## BEGIN Provided data

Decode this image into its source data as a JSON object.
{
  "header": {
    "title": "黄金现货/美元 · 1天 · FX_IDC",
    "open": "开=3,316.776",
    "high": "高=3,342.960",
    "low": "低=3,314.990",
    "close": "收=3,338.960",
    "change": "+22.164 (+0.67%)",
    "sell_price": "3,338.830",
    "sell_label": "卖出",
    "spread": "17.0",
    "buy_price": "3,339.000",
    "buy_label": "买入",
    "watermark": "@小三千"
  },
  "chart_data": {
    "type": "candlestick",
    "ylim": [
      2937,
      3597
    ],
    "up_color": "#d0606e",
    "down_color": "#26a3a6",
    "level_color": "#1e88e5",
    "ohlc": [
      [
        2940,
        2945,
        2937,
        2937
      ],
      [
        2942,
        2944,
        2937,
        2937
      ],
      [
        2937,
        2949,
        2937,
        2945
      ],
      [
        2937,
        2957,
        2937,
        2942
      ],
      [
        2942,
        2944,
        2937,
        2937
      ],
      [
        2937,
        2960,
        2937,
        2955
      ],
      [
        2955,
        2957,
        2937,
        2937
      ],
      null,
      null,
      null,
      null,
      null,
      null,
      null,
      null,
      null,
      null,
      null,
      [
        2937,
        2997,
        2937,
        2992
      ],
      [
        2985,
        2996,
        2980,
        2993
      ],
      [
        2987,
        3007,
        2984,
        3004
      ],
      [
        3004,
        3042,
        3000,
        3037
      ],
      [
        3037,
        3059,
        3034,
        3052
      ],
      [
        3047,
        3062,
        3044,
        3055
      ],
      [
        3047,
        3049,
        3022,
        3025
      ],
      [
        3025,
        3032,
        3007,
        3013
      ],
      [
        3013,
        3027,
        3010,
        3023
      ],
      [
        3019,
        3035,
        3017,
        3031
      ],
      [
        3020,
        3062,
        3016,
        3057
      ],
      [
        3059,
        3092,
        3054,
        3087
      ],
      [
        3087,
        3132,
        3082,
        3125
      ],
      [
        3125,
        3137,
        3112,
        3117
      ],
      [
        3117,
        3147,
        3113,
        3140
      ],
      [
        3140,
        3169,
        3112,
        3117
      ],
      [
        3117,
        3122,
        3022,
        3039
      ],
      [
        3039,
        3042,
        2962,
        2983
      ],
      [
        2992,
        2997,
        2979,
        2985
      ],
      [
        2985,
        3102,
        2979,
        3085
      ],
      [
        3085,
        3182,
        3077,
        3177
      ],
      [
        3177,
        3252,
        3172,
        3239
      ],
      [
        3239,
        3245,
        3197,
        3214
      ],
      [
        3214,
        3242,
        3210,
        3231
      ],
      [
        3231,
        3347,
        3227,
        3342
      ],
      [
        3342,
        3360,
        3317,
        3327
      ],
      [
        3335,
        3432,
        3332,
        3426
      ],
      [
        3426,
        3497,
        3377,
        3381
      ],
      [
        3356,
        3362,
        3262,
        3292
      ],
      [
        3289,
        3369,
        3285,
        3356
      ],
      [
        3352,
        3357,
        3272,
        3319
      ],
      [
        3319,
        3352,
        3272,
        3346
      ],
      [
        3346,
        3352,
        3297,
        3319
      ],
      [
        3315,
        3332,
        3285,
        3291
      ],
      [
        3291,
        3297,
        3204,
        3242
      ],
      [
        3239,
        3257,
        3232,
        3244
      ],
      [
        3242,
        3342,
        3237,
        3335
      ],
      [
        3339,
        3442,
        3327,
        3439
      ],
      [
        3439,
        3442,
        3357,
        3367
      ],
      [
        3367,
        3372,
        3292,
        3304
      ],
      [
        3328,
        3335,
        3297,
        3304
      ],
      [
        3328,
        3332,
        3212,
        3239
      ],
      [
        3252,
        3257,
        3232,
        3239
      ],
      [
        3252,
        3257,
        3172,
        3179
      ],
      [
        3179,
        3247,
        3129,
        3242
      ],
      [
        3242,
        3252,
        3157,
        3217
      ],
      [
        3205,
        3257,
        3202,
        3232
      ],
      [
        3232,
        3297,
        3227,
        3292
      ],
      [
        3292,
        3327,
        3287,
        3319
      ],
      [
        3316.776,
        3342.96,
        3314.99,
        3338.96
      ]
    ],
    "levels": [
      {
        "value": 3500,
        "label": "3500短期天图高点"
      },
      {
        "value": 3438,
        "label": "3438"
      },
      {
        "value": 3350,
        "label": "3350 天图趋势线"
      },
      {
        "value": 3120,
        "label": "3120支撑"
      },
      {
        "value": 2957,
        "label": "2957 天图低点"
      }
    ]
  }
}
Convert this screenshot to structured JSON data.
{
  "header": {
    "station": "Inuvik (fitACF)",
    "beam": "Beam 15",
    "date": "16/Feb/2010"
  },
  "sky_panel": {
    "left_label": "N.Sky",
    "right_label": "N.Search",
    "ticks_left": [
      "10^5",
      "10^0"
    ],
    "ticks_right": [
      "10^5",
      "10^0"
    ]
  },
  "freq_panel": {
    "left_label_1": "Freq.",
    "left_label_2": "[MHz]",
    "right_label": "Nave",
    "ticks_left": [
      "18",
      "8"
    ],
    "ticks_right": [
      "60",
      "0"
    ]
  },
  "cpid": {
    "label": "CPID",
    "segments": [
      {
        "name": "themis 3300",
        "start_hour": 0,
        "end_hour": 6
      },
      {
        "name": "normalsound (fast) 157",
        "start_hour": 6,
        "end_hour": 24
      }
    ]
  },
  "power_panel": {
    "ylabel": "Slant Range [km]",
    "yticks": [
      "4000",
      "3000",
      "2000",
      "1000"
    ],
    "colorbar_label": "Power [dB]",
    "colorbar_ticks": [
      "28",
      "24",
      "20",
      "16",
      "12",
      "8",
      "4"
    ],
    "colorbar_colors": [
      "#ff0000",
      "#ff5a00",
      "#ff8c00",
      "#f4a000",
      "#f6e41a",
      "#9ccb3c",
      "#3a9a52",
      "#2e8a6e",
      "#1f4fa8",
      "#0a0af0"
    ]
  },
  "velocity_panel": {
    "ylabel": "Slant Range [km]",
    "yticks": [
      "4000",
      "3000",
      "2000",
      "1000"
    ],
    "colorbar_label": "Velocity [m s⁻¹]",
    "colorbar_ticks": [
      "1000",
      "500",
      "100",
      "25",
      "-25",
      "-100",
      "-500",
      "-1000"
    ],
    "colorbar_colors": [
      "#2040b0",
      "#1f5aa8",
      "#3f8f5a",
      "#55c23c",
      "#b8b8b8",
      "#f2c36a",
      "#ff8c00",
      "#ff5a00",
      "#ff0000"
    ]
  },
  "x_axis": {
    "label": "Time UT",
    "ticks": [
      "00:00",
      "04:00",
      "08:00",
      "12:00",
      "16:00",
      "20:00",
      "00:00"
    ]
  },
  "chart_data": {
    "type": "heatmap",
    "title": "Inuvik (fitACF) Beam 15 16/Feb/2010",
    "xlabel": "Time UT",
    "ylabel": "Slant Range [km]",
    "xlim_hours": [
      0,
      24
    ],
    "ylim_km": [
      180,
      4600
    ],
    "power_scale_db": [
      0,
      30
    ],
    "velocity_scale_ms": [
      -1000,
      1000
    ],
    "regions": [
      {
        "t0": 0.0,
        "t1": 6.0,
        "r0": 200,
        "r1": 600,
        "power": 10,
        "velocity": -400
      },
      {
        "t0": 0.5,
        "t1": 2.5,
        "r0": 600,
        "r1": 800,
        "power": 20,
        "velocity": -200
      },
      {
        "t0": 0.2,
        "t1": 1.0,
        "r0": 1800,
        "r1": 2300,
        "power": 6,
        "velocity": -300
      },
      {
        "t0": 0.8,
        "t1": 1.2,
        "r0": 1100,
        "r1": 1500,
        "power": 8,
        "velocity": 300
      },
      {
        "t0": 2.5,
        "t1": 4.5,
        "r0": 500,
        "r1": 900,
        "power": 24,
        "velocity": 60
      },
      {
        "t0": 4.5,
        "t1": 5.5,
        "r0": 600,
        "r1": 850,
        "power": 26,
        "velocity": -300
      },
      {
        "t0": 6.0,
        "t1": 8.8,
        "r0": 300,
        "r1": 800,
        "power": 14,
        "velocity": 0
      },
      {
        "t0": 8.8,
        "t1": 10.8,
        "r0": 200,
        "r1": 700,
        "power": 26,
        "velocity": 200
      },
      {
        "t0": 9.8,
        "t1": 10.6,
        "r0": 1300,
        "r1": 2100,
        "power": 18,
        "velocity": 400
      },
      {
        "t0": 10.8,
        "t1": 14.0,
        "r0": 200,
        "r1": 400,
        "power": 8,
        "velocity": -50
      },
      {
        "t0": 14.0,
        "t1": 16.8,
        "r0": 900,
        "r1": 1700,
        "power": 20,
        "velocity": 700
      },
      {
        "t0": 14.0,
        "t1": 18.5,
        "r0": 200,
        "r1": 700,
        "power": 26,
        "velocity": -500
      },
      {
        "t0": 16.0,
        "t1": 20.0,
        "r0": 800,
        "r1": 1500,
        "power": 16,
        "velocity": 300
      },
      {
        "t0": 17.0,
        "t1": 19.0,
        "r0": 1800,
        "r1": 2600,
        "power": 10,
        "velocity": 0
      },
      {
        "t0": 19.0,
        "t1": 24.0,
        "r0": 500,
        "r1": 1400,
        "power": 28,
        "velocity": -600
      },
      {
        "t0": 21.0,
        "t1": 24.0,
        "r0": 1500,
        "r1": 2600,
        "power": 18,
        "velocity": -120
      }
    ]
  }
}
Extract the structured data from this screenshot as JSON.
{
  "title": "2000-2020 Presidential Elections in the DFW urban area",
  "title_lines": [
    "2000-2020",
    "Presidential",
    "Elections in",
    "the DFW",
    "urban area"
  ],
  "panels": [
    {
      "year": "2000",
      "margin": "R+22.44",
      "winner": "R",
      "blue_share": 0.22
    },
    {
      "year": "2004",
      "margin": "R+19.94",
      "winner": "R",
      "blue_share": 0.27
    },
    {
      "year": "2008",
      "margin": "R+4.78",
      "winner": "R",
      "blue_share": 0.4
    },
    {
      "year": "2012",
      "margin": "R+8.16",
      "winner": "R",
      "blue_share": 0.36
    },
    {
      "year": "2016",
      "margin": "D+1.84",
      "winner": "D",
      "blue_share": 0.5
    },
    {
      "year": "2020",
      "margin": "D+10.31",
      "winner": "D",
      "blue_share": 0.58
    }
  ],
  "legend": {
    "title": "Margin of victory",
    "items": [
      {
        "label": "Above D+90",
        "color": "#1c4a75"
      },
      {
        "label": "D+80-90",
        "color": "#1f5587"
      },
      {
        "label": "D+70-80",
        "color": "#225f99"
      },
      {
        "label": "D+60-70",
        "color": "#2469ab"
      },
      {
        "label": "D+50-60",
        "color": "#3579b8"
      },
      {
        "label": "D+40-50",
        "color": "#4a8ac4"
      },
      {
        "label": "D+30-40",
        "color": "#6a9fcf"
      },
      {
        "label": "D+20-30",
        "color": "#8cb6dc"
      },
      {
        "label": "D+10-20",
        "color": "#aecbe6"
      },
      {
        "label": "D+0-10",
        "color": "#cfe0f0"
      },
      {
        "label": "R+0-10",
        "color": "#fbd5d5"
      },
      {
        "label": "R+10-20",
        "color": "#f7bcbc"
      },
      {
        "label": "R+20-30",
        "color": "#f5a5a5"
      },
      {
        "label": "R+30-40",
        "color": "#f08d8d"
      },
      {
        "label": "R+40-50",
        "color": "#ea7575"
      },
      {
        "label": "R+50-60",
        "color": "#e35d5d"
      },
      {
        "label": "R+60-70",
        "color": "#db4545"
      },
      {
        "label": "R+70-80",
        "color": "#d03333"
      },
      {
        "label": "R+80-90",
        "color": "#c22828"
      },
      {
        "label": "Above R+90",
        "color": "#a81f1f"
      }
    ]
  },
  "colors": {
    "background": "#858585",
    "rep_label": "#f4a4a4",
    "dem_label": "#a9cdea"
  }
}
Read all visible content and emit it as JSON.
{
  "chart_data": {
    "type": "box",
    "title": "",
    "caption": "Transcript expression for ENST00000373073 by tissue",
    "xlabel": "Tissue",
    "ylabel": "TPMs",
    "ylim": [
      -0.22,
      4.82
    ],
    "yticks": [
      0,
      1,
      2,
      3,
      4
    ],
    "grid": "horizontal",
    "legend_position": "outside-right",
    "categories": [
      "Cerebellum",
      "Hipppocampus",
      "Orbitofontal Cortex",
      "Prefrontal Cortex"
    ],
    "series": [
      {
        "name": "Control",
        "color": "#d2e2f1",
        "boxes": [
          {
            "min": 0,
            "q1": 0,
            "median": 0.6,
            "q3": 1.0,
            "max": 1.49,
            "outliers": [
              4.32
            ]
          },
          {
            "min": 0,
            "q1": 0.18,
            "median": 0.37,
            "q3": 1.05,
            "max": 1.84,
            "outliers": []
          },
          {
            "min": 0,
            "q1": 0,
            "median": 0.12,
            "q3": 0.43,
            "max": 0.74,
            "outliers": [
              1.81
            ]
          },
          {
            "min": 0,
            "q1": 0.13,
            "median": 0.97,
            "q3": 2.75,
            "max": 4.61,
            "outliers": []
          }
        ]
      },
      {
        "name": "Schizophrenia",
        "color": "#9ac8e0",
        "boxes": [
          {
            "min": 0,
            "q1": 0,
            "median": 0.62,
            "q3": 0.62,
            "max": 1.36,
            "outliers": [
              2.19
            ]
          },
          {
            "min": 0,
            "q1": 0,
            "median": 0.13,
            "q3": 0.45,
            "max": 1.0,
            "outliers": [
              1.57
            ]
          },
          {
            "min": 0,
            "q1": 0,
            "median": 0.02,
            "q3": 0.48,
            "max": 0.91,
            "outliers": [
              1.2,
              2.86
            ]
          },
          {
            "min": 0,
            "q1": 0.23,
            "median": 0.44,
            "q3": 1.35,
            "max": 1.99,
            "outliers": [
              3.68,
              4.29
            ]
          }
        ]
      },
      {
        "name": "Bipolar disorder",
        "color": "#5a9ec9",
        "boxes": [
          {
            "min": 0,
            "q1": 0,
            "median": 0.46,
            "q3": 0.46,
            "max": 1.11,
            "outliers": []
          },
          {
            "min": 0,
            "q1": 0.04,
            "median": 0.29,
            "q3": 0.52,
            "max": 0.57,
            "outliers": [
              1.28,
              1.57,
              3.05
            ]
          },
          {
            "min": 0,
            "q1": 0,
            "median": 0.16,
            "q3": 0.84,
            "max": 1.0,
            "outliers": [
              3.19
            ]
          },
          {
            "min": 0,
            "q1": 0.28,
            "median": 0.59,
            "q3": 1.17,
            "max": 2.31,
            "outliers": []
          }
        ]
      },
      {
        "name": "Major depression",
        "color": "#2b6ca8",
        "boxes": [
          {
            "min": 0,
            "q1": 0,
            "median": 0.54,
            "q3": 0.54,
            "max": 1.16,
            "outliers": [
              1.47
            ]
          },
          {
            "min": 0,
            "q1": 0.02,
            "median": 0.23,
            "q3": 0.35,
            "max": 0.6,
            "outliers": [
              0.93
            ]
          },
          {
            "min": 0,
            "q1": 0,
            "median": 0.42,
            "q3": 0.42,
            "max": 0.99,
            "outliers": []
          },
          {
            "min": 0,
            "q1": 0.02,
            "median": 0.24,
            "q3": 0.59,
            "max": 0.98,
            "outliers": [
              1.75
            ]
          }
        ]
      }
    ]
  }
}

## END Provided data

→ **Direction**:
Tally the lines of the preceding listing in which the word "area" appears; state nothing but the total.

→ **Answer to the task**:
2